Stored entries:
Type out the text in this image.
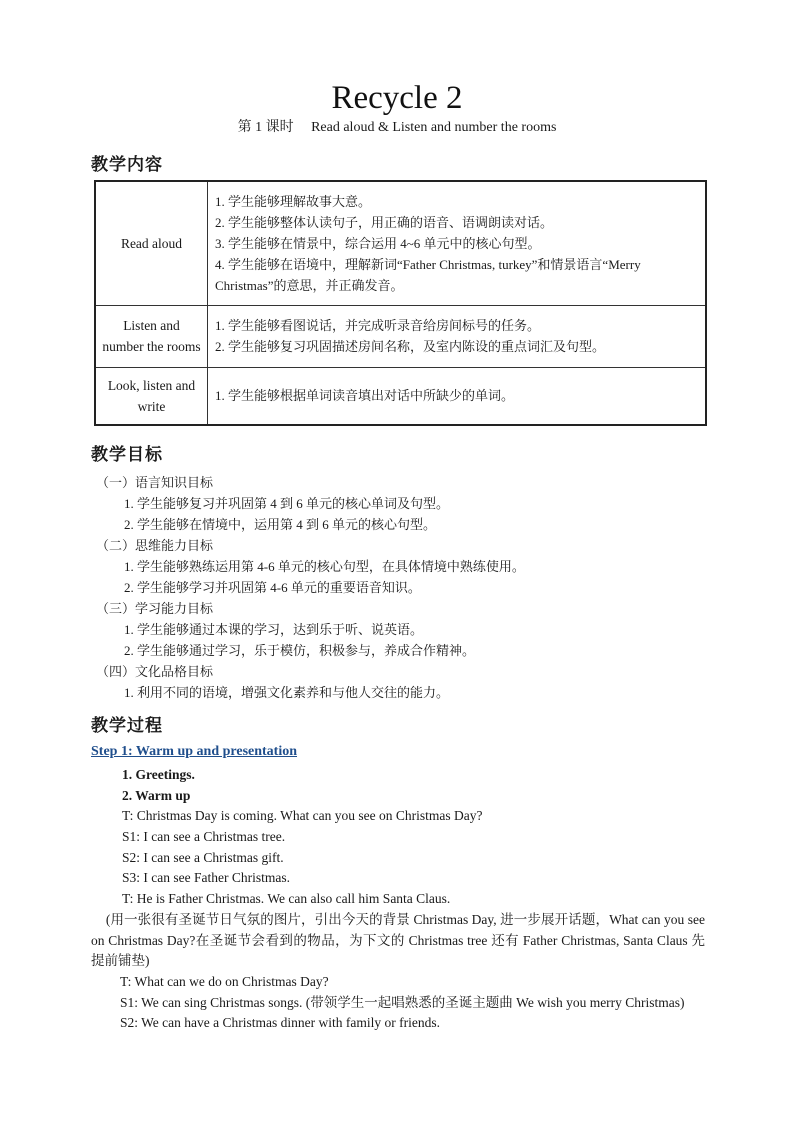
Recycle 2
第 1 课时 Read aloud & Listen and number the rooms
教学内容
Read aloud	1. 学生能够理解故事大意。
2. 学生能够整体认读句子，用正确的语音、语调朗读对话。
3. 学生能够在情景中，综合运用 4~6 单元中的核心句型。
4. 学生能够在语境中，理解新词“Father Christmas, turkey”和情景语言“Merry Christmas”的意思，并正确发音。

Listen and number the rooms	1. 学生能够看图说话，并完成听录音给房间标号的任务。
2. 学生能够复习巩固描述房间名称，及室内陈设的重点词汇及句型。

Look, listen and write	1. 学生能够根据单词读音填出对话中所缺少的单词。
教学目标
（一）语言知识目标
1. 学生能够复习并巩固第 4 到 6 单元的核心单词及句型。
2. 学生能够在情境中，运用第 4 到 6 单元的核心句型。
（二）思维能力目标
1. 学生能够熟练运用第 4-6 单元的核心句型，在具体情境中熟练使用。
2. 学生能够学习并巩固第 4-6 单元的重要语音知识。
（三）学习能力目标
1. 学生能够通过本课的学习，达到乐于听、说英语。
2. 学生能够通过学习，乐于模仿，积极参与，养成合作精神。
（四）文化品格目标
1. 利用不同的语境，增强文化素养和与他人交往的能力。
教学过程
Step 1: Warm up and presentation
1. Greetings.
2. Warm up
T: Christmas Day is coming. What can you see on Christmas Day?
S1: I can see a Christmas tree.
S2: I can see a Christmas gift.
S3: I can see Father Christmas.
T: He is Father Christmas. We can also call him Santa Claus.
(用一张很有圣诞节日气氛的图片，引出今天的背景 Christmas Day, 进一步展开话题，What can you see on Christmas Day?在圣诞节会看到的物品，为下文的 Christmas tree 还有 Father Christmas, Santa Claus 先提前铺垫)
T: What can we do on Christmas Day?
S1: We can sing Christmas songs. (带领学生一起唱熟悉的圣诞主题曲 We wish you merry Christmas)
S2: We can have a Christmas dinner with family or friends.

WRITTEN PROBLEM: All the material shown above is to be copied exactly, with no pictures carried over.

ANSWER TO THIS TASK:
Type out the text in this image.
Recycle 2
第 1 课时 Read aloud & Listen and number the rooms
教学内容
Read aloud	1. 学生能够理解故事大意。
2. 学生能够整体认读句子，用正确的语音、语调朗读对话。
3. 学生能够在情景中，综合运用 4~6 单元中的核心句型。
4. 学生能够在语境中，理解新词“Father Christmas, turkey”和情景语言“Merry Christmas”的意思，并正确发音。

Listen and number the rooms	1. 学生能够看图说话，并完成听录音给房间标号的任务。
2. 学生能够复习巩固描述房间名称，及室内陈设的重点词汇及句型。

Look, listen and write	1. 学生能够根据单词读音填出对话中所缺少的单词。
教学目标
（一）语言知识目标
1. 学生能够复习并巩固第 4 到 6 单元的核心单词及句型。
2. 学生能够在情境中，运用第 4 到 6 单元的核心句型。
（二）思维能力目标
1. 学生能够熟练运用第 4-6 单元的核心句型，在具体情境中熟练使用。
2. 学生能够学习并巩固第 4-6 单元的重要语音知识。
（三）学习能力目标
1. 学生能够通过本课的学习，达到乐于听、说英语。
2. 学生能够通过学习，乐于模仿，积极参与，养成合作精神。
（四）文化品格目标
1. 利用不同的语境，增强文化素养和与他人交往的能力。
教学过程
Step 1: Warm up and presentation
1. Greetings.
2. Warm up
T: Christmas Day is coming. What can you see on Christmas Day?
S1: I can see a Christmas tree.
S2: I can see a Christmas gift.
S3: I can see Father Christmas.
T: He is Father Christmas. We can also call him Santa Claus.
(用一张很有圣诞节日气氛的图片，引出今天的背景 Christmas Day, 进一步展开话题，What can you see on Christmas Day?在圣诞节会看到的物品，为下文的 Christmas tree 还有 Father Christmas, Santa Claus 先提前铺垫)
T: What can we do on Christmas Day?
S1: We can sing Christmas songs. (带领学生一起唱熟悉的圣诞主题曲 We wish you merry Christmas)
S2: We can have a Christmas dinner with family or friends.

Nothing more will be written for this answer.